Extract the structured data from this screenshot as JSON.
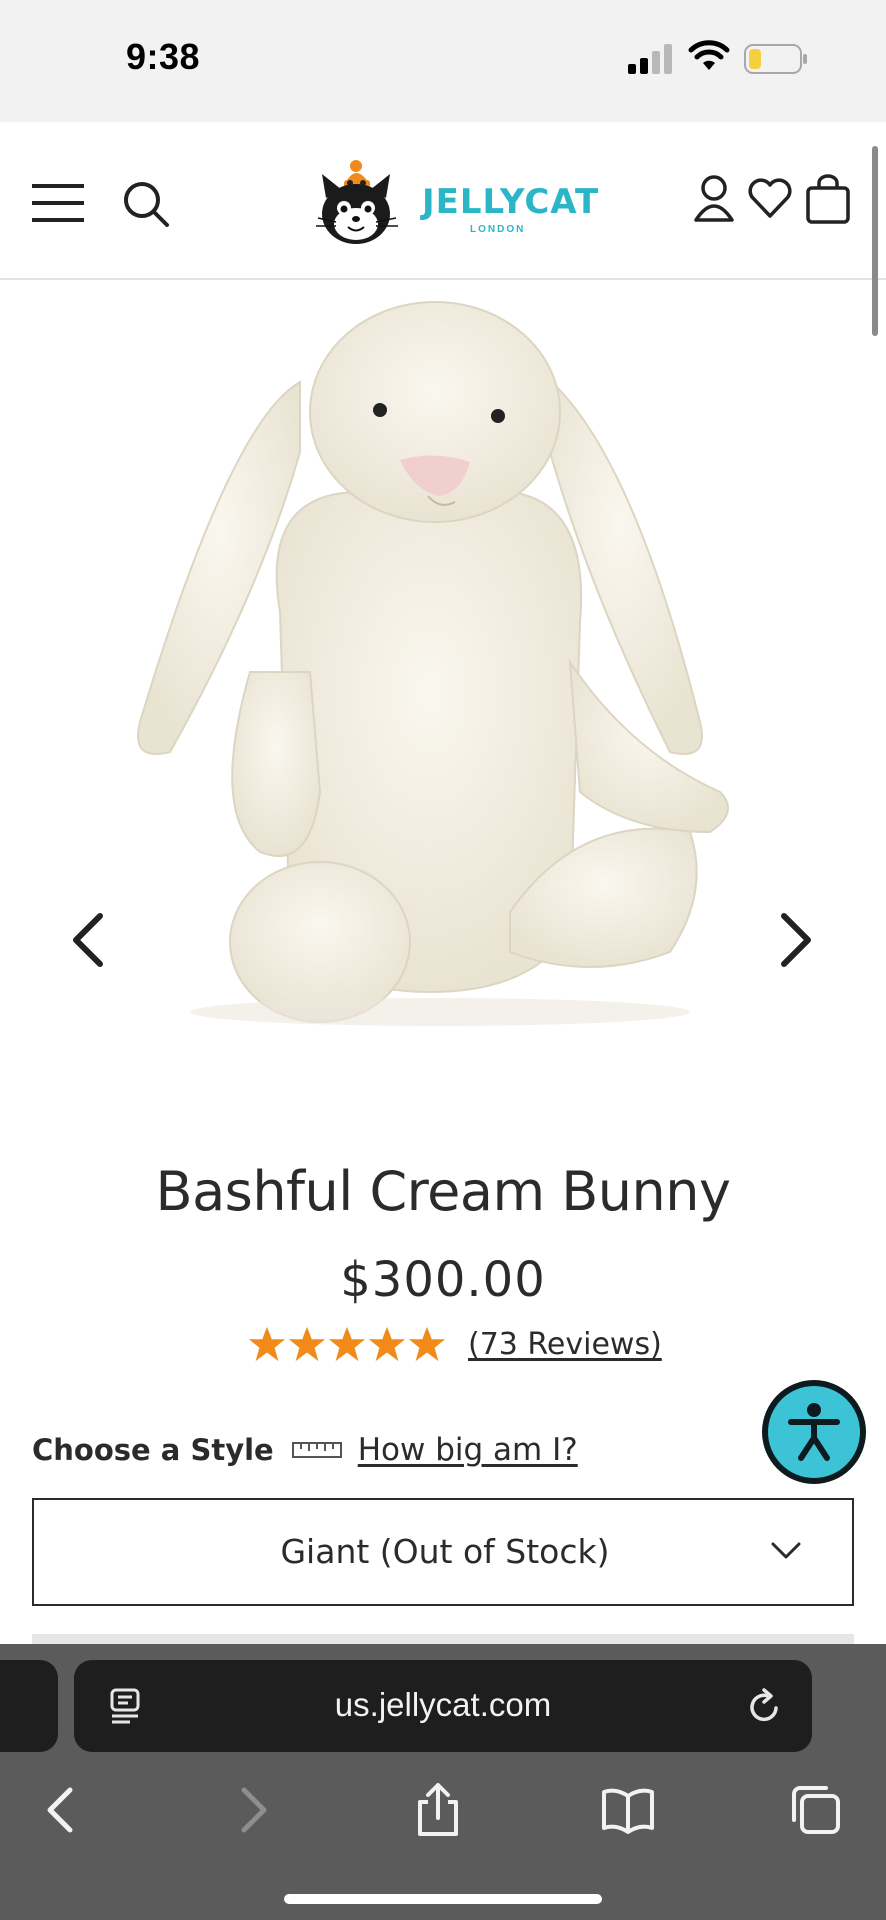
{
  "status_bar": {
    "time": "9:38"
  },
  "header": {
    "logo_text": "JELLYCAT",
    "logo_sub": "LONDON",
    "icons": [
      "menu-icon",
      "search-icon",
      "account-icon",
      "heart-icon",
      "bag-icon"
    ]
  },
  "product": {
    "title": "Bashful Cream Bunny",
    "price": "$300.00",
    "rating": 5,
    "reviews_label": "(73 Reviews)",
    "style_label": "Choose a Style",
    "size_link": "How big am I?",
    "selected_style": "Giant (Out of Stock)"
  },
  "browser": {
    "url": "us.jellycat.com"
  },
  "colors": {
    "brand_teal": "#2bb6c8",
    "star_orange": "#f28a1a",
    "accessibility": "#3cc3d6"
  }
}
---
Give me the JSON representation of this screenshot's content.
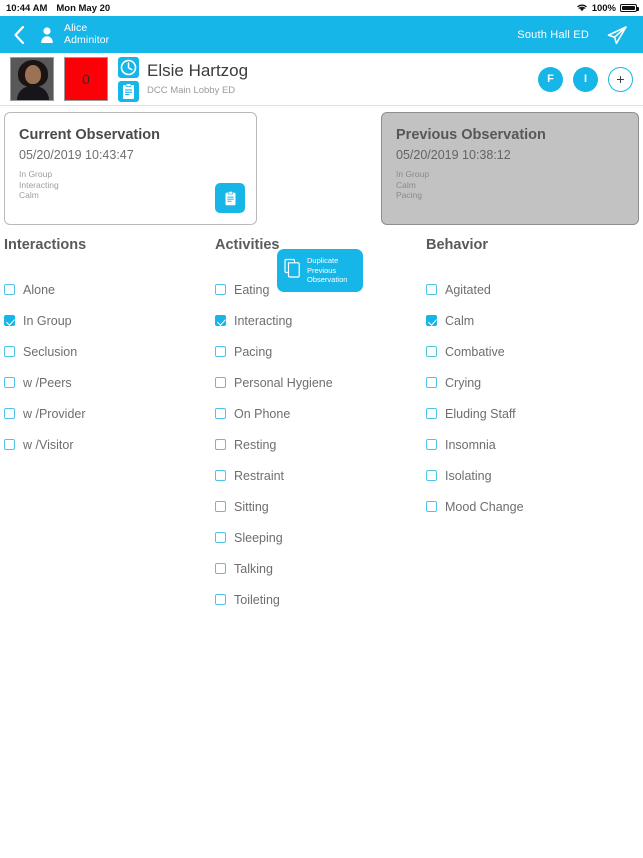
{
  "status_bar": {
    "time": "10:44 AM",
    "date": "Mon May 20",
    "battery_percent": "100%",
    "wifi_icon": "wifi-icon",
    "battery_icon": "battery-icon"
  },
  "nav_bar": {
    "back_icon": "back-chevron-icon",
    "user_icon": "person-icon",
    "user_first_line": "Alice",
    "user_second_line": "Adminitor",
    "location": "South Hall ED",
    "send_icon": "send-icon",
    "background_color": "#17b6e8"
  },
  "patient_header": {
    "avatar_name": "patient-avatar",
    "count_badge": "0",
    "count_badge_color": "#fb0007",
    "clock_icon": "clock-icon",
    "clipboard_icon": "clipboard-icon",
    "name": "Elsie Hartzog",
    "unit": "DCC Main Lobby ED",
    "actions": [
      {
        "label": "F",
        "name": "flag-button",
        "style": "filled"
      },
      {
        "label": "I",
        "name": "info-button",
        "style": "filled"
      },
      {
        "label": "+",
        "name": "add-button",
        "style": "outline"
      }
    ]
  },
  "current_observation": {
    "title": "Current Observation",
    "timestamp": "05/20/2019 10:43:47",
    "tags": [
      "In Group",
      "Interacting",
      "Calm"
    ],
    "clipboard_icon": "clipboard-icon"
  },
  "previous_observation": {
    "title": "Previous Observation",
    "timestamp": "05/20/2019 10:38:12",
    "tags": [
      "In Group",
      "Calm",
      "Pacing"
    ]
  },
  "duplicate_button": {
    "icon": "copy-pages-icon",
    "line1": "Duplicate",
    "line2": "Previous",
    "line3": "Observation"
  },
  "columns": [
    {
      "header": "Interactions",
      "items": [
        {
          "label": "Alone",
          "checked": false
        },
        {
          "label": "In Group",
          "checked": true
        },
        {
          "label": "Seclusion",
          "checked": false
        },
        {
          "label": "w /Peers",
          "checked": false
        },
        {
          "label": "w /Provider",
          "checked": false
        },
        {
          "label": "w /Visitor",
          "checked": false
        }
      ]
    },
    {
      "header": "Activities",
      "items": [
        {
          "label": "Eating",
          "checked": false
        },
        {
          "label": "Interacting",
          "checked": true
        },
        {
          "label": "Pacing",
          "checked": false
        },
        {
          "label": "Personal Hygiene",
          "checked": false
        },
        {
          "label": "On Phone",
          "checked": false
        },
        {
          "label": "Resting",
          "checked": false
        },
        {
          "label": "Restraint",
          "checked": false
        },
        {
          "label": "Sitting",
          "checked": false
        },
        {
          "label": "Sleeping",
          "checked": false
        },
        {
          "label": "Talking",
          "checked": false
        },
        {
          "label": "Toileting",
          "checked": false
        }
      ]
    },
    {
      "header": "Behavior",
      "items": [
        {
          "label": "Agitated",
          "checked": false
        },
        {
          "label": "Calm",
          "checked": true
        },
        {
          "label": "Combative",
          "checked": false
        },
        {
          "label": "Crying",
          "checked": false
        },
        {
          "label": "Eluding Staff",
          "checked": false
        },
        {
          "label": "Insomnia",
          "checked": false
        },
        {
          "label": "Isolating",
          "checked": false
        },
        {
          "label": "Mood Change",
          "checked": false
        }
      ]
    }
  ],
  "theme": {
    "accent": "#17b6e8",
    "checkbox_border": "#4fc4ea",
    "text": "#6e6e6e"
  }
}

Your task:
Show each line of the data that contains the string "title".

Completed exercise:
    "title": "Bashful Cream Bunny",
    "title": "Current Observation",
    "title": "Previous Observation",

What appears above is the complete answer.